*** Dataset records ***

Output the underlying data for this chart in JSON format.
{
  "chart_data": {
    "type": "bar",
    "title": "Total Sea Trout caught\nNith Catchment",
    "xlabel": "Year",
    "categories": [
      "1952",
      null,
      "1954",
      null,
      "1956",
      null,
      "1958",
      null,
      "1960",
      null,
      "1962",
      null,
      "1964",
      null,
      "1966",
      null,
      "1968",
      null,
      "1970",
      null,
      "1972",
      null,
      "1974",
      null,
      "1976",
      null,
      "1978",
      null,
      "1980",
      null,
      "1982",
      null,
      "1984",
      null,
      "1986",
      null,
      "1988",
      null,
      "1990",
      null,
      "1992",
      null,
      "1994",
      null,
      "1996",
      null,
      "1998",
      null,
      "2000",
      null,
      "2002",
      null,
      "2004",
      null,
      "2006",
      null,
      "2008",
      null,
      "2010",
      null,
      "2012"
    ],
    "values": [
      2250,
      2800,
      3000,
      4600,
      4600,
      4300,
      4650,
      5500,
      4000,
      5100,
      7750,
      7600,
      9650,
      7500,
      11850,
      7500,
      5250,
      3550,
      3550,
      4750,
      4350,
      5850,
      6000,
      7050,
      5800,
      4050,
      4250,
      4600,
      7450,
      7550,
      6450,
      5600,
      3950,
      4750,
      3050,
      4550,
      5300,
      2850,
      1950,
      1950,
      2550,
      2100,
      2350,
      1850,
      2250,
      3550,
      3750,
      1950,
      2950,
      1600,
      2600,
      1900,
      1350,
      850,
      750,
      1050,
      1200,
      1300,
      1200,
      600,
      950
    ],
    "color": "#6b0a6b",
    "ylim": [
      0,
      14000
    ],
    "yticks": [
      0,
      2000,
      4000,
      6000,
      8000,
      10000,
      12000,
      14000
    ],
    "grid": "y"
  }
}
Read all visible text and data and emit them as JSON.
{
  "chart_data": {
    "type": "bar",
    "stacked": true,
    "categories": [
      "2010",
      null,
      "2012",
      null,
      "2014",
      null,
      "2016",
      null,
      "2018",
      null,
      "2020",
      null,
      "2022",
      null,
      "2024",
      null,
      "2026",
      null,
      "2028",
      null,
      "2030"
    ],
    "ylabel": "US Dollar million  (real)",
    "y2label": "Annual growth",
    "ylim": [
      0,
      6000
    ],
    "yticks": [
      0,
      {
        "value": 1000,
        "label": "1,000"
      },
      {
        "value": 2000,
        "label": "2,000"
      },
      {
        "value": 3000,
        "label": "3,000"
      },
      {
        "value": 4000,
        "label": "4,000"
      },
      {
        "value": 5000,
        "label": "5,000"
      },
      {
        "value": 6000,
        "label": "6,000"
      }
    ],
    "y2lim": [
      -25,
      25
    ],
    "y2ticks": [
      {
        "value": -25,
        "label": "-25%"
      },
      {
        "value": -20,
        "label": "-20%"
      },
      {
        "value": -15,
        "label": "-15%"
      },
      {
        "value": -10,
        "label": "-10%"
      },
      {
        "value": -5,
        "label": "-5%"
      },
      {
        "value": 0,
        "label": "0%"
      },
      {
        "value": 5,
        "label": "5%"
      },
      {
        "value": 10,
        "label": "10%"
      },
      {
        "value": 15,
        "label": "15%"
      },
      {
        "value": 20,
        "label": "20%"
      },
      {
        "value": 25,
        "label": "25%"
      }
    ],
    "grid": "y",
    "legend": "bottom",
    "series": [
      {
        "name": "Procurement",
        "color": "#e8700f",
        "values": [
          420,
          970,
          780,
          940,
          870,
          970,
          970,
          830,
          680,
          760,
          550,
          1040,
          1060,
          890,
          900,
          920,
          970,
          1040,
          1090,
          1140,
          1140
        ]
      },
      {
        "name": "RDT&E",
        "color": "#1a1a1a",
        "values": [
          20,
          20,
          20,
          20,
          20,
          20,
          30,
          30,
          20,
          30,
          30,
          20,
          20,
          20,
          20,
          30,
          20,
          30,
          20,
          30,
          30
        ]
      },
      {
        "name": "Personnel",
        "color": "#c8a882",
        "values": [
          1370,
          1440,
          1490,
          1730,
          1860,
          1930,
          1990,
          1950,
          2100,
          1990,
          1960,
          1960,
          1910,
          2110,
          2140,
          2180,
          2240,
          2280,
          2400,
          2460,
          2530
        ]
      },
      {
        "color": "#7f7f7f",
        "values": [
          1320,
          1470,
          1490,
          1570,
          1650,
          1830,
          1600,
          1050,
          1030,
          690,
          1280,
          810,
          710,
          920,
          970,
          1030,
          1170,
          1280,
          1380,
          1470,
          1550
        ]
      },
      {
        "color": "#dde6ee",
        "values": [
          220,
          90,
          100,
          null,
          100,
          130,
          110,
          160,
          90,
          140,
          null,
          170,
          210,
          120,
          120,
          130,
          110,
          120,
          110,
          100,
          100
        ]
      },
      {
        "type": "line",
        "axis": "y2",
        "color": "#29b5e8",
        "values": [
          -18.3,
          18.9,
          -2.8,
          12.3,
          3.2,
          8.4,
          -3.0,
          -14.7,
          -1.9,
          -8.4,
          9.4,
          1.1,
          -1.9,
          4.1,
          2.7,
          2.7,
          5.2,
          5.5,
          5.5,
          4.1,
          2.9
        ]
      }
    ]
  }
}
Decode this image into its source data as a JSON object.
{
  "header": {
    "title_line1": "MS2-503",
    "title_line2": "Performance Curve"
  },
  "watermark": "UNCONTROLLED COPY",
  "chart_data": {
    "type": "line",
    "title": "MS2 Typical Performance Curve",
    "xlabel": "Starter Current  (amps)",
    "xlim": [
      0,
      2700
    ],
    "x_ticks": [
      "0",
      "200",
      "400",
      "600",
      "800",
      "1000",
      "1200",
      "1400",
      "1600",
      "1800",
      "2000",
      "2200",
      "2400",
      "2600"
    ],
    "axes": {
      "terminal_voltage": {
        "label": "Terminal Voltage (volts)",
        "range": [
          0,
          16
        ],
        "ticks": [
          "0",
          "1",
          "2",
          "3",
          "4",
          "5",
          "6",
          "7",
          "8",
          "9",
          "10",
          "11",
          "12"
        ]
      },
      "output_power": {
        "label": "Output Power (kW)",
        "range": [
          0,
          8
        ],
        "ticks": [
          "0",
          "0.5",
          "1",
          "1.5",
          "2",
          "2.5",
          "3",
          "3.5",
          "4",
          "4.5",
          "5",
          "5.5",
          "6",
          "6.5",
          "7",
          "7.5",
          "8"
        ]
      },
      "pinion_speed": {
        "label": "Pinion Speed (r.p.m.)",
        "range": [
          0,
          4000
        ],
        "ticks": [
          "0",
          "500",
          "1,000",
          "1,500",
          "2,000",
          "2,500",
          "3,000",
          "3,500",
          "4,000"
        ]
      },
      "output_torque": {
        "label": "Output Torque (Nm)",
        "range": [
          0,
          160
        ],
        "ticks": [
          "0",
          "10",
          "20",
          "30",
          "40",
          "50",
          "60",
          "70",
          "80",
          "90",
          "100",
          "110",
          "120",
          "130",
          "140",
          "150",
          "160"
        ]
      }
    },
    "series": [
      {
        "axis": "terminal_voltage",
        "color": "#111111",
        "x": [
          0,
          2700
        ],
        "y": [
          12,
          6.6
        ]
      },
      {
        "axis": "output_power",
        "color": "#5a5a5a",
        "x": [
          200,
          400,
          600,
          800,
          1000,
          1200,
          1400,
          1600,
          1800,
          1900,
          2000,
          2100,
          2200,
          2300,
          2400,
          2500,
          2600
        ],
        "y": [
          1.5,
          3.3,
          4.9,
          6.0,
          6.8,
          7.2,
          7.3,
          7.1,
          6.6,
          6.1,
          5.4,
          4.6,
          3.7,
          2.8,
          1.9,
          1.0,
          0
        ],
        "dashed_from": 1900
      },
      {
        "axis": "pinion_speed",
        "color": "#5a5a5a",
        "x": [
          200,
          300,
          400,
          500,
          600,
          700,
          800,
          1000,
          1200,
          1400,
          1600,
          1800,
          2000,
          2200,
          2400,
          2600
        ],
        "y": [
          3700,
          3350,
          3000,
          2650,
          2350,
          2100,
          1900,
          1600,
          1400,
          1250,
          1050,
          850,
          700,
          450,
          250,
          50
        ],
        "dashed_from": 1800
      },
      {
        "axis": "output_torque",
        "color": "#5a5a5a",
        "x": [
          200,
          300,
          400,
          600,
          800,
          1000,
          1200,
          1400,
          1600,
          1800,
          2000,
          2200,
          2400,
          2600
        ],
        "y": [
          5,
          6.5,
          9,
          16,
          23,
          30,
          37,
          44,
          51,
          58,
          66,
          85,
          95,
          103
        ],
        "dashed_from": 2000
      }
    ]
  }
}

***

> _What is needed_: Pick out every line holding the string "name" and return it.

> _Reply_:
        "name": "Procurement",
        "name": "RDT&E",
        "name": "Personnel",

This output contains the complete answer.